— begin LISTED RECORDS —

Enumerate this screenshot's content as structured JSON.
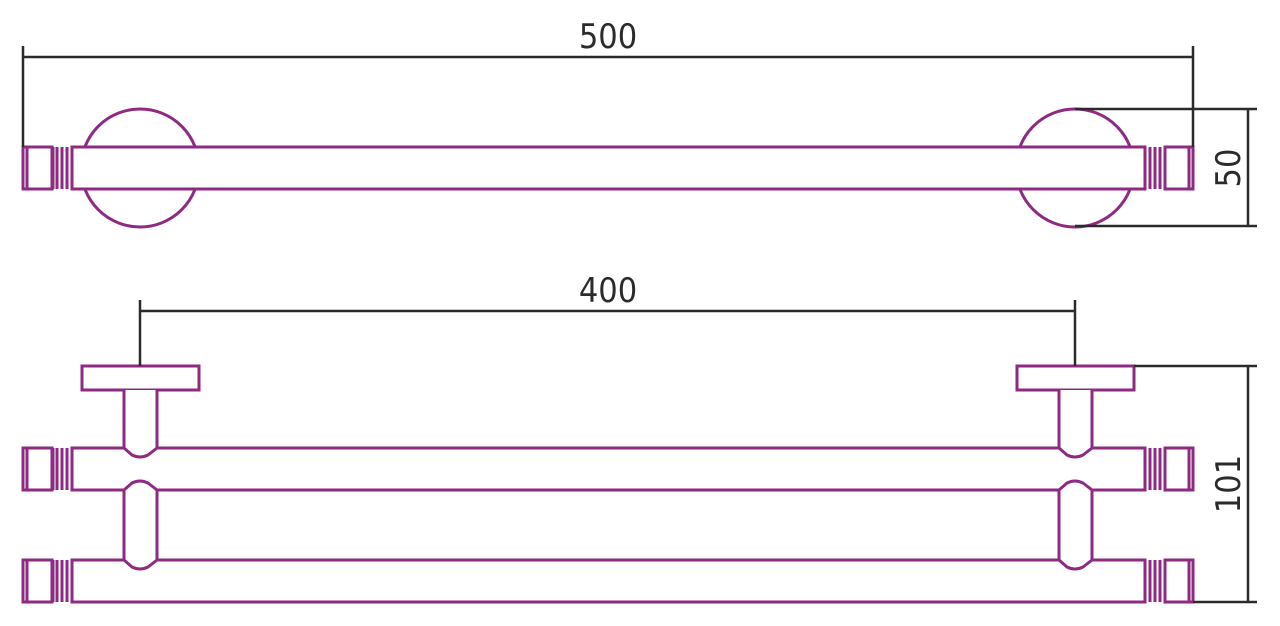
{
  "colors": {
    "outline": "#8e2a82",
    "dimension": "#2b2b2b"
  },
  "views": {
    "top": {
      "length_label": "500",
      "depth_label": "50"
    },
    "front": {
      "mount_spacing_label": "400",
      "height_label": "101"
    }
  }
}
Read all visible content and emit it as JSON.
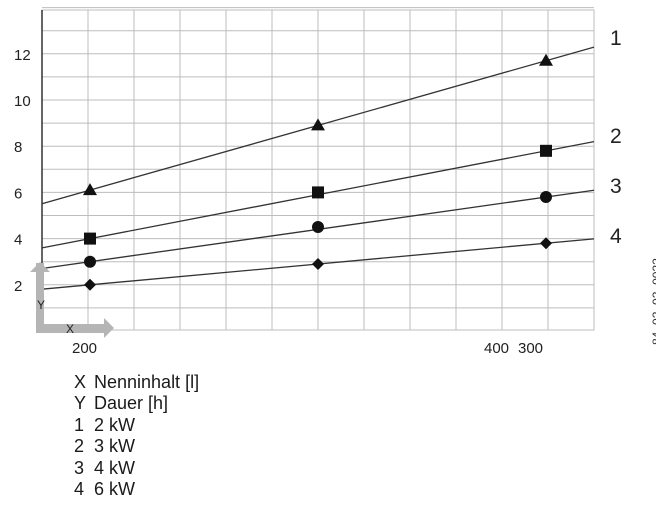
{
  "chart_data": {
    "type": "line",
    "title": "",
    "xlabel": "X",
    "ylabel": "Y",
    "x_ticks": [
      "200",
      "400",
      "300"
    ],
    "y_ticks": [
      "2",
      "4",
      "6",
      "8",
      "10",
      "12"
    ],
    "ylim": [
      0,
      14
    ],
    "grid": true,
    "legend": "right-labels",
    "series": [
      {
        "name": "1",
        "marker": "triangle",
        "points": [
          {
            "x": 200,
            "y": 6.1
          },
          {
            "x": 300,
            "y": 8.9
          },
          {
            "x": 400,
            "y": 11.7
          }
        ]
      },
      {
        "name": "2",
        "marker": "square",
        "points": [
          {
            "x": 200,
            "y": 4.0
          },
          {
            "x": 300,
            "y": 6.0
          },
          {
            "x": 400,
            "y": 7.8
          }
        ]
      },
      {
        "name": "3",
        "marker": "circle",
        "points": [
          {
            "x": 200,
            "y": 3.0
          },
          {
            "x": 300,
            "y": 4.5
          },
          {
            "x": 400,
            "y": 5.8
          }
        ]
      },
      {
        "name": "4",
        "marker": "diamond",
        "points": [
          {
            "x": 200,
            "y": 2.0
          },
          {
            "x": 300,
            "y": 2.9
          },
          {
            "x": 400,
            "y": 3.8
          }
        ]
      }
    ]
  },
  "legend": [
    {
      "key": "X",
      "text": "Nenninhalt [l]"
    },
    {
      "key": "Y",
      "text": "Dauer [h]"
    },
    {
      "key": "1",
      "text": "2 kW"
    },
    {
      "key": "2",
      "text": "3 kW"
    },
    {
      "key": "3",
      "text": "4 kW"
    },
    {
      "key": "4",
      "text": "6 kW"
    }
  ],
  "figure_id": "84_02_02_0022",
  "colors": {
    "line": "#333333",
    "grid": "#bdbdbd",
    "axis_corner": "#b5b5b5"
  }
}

— end LISTED RECORDS —
— begin LISTED RECORDS —

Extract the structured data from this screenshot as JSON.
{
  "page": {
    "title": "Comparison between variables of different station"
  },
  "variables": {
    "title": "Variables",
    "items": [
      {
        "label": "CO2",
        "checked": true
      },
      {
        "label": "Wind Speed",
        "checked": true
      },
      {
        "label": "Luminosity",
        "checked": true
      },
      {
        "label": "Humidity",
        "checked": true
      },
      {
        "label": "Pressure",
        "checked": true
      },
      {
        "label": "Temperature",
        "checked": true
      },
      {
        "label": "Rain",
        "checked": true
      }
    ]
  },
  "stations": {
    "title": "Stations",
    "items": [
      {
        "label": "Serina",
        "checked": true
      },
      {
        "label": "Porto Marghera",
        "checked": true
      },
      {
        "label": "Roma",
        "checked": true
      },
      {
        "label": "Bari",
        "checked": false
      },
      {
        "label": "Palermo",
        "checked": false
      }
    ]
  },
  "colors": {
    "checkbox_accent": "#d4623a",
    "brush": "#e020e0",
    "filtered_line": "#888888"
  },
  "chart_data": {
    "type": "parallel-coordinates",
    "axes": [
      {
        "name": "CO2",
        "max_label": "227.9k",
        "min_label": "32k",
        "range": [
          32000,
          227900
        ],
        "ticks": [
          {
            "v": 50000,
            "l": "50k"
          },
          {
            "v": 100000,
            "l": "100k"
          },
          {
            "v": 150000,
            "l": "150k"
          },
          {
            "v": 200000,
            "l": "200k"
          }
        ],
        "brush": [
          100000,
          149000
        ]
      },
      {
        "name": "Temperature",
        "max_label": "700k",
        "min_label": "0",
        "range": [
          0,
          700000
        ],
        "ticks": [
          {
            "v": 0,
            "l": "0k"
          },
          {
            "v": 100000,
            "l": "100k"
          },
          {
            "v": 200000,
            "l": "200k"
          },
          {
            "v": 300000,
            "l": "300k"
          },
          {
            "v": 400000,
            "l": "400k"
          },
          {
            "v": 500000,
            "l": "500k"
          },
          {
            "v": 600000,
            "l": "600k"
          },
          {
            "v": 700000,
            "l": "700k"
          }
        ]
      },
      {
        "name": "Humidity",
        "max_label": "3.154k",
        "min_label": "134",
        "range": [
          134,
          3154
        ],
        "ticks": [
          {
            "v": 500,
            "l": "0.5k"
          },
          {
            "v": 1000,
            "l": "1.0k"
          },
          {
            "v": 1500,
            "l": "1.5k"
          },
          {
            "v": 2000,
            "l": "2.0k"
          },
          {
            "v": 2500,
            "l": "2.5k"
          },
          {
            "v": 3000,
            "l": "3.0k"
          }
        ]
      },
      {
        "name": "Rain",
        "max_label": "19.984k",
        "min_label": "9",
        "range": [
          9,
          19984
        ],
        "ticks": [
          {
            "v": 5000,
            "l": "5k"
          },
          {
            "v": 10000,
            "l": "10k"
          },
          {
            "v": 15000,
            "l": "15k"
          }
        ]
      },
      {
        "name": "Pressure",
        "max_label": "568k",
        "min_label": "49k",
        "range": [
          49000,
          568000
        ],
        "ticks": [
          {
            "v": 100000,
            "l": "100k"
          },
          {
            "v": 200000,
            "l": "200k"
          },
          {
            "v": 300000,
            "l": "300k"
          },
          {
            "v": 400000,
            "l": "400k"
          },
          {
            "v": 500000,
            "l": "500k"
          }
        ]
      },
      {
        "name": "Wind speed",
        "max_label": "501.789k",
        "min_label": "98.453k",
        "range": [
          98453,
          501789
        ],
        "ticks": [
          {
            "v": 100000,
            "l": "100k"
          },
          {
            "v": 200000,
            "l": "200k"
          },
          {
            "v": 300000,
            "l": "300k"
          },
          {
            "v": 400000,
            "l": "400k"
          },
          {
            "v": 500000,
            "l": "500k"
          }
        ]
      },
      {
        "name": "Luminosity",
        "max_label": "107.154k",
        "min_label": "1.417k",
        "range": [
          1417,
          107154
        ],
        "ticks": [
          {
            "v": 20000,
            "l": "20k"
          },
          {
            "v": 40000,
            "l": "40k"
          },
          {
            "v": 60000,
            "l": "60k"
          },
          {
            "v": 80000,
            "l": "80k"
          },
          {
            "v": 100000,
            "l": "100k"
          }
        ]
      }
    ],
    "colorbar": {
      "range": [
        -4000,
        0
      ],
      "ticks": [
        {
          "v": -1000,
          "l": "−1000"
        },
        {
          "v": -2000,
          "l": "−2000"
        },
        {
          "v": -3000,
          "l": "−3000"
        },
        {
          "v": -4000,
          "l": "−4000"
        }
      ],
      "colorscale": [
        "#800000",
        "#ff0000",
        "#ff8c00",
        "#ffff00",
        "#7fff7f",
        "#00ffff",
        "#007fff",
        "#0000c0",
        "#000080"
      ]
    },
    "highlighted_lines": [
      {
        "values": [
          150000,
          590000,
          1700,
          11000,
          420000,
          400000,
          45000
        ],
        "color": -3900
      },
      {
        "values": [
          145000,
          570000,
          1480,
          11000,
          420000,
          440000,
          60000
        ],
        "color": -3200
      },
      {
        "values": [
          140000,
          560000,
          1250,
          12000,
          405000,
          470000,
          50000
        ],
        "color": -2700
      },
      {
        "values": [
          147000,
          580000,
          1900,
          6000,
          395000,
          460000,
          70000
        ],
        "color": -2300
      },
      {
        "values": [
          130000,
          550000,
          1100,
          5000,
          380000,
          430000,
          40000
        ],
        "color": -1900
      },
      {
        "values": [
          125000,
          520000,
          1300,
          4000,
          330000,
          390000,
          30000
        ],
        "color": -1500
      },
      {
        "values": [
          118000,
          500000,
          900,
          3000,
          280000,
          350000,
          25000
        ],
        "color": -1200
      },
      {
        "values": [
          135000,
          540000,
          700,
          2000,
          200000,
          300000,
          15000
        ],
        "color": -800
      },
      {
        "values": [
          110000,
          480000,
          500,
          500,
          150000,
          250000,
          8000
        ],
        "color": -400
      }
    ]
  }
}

— end LISTED RECORDS —

Copy out each line that contains the word "this".

Enumerate this screenshot's content as structured JSON.
Extract the structured data from this screenshot as JSON.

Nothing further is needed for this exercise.